-- start of Data records --

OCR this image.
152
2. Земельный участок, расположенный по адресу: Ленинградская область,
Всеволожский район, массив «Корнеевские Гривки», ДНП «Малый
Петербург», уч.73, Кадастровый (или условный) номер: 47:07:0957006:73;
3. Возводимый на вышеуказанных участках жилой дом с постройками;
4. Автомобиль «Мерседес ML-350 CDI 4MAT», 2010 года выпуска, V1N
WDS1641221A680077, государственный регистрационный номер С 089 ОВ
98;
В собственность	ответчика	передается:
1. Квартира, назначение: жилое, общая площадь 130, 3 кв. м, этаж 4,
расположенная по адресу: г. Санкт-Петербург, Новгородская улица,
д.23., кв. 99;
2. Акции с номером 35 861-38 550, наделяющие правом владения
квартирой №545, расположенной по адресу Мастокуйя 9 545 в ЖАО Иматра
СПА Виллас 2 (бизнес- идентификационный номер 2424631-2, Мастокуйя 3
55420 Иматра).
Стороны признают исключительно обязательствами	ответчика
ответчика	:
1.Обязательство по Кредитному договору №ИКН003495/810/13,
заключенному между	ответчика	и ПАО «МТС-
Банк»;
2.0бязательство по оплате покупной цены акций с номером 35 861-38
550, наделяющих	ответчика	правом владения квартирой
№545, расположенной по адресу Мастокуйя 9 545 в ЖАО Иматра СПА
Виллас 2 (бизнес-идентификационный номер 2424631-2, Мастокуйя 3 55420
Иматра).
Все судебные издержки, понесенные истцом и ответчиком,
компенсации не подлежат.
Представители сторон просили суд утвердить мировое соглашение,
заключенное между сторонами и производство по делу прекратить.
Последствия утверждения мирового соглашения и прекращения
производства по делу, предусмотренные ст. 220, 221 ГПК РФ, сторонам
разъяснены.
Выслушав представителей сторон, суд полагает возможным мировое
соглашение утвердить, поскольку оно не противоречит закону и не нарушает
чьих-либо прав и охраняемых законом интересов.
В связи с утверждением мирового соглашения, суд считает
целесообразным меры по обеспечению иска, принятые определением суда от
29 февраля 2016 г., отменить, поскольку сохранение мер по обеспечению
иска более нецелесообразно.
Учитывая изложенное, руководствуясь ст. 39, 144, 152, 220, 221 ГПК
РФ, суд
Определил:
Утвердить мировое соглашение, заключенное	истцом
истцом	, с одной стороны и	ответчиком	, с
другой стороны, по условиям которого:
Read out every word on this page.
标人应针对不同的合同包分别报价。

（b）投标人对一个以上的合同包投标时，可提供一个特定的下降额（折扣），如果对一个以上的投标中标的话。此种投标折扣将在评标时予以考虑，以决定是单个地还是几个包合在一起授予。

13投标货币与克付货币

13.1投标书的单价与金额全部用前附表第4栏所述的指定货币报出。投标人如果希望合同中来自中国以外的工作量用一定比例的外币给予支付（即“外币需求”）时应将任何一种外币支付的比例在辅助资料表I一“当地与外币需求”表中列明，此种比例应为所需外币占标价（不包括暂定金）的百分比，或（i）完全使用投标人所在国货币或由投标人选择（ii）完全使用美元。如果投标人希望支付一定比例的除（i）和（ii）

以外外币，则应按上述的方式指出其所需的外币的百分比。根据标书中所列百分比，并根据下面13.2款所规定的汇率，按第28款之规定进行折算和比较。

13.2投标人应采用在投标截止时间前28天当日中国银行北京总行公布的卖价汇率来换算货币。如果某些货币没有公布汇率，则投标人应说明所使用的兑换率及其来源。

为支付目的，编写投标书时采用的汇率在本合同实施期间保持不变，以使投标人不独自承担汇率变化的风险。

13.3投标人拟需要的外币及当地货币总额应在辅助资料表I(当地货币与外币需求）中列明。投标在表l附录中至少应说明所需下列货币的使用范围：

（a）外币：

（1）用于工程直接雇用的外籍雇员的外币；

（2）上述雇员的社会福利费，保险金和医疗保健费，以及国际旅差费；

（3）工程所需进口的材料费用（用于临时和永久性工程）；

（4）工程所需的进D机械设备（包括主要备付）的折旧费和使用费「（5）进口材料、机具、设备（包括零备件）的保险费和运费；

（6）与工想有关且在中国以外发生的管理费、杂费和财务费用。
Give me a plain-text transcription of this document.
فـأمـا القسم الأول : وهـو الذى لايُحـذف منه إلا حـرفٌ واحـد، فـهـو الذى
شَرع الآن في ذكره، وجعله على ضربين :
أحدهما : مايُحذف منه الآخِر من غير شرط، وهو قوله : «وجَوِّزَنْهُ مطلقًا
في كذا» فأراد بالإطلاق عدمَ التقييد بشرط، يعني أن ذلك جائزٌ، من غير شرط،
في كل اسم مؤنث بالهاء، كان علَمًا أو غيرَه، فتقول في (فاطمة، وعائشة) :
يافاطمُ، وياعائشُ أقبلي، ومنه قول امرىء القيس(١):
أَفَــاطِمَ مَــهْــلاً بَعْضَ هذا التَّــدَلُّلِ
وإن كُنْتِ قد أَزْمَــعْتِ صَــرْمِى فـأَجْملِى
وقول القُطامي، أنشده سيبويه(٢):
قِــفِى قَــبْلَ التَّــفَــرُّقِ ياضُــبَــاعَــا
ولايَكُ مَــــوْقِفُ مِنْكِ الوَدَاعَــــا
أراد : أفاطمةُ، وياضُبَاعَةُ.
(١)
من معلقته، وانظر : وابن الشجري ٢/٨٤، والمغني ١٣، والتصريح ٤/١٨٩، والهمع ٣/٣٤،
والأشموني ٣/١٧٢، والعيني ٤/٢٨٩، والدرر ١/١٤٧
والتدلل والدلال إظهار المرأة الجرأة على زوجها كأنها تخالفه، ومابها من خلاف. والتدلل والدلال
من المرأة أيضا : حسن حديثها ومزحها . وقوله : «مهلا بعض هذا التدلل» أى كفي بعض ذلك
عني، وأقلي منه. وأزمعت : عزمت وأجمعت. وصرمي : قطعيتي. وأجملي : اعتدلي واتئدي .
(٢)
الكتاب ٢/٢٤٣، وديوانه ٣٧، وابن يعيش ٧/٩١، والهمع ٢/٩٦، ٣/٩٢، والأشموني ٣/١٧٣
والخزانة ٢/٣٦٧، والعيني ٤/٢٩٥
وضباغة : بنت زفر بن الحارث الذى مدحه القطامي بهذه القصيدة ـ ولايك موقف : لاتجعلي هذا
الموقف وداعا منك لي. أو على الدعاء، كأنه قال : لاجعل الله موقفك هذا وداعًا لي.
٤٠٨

-- end of Data records --

What you need to do:
A line counts if it holds the word "иска". How many lines of the entries count? Give the number only.

Written answer:
2